• Study text
For multi-file deliverables, Aider's "open multiple files at once + apply atomic diff" pattern is more efficient than sequential single-file generation.

Walkthrough 4: Audit + fix in one session

Goal: audit a screen for a11y, generate fixes, apply them.

Session

$ aider \
    --read ~/dev/design-ai/agents/a11y-reviewer.md \
    --read ~/dev/design-ai/knowledge/a11y/contrast.md \
    --read ~/dev/design-ai/knowledge/a11y/keyboard-and-focus.md \
    src/screens/PricingScreen.tsx \
    src/screens/PricingScreen.css

> Audit PricingScreen for a11y. Report findings as
  CRITICAL / HIGH / MEDIUM / LOW. Then fix CRITICAL and HIGH automatically.

[Aider audits, lists 7 findings]
[Auto-fixes 4 CRITICAL/HIGH]
[Asks about 3 lower-severity]

> Skip those for now.

[Aider commits the fixes with a clear message]

Aider-specific patterns

Read-only vs editable files

aider [editable files] --read [read-only context files]

design-ai files should ALWAYS be --read (never modified by Aider). Your project files are editable.

• Data extract
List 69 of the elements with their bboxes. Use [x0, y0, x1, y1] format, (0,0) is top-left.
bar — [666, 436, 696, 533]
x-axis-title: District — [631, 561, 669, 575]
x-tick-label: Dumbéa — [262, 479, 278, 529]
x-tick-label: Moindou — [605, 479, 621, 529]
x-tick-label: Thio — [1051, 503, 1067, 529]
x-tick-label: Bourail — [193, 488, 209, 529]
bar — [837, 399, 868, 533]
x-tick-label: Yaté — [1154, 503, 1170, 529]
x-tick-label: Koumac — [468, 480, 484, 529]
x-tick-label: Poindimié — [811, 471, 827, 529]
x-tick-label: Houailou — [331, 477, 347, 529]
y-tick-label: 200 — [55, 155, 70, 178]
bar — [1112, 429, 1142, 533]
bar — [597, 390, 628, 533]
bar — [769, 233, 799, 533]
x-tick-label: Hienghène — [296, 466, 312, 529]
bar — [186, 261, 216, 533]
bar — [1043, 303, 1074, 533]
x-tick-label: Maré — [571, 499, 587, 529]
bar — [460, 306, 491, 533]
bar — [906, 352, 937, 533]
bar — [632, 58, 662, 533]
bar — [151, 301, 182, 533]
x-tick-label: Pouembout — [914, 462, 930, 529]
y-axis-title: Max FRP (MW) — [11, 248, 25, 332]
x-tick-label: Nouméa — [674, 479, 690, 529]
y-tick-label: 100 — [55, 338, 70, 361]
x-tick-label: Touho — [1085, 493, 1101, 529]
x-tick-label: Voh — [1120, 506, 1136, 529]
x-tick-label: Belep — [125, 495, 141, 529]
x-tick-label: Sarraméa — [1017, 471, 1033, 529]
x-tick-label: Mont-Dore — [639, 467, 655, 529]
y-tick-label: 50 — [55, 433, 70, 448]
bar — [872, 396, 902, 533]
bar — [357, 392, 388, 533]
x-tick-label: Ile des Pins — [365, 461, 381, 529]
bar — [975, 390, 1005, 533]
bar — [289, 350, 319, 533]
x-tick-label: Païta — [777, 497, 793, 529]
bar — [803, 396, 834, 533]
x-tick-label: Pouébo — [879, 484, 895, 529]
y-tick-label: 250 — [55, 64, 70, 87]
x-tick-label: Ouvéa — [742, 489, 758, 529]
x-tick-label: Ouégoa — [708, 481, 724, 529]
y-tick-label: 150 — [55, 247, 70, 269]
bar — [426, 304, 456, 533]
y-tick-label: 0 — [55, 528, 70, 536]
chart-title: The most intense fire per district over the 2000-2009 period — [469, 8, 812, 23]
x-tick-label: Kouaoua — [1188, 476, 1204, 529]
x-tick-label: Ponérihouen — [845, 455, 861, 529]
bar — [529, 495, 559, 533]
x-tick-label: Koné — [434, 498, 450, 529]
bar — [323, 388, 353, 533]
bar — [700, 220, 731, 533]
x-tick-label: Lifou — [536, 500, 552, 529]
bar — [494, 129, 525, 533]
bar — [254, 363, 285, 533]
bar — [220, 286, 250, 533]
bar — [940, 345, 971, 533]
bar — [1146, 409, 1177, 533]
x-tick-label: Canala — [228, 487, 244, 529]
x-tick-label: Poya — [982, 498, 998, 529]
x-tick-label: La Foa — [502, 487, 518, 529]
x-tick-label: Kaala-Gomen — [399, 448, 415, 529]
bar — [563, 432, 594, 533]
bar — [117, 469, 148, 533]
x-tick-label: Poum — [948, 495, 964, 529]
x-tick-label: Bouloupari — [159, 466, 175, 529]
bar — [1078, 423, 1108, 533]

• Work to complete
A: According to the Aider guide, how should design-ai files always be passed to Aider?
B: Continue the Aider guide from the point where it ends.
The records were taken from a different source than the Aider guide.

• Results for each task
A: They should always be passed with --read, so Aider never modifies them.

B:
For a typical session, expect: - 1-3 editable target files (the component, its CSS, its test) - 5-15 read-only design-ai files (skill playbook + relevant knowledge)

/add and /drop for dynamic context

During a session:

> /add src/components/Button.tsx     # add to editable
> /read ~/dev/design-ai/examples/component-button.md   # add to read-only
> /drop src/components/Button.tsx    # remove from session

Useful when scope shifts mid-session.

Architect mode for complex specs

Aider's --architect mode uses a stronger model for planning, then a faster one for editing:

aider --architect \
      --architect-model claude-opus-4 \
      --editor-model claude-sonnet-4-6 \
      --read ~/dev/design-ai/skills/design-system-builder/PLAYBOOK.md \
      [files...]

Architect mode plans the spec; editor model applies. Good for large refactors.

Auto-commit per change

Aider auto-commits each apply by default. For design-ai workflows, that means: - Commit 1: "Add Banner component matching design-ai spec" - Commit 2: "Add semantic color tokens from brief" - Commit 3: "Fix CTA contrast to WCAG AA per a11y review"

Each commit is tightly scoped. Easy to review / revert / cherry-pick.

To disable: --no-auto-commits.

Test mode

aider --test-cmd "pnpm test" --auto-test

Aider runs your test command after each change. Useful when implementing components — tests catch regressions during the implementation pass.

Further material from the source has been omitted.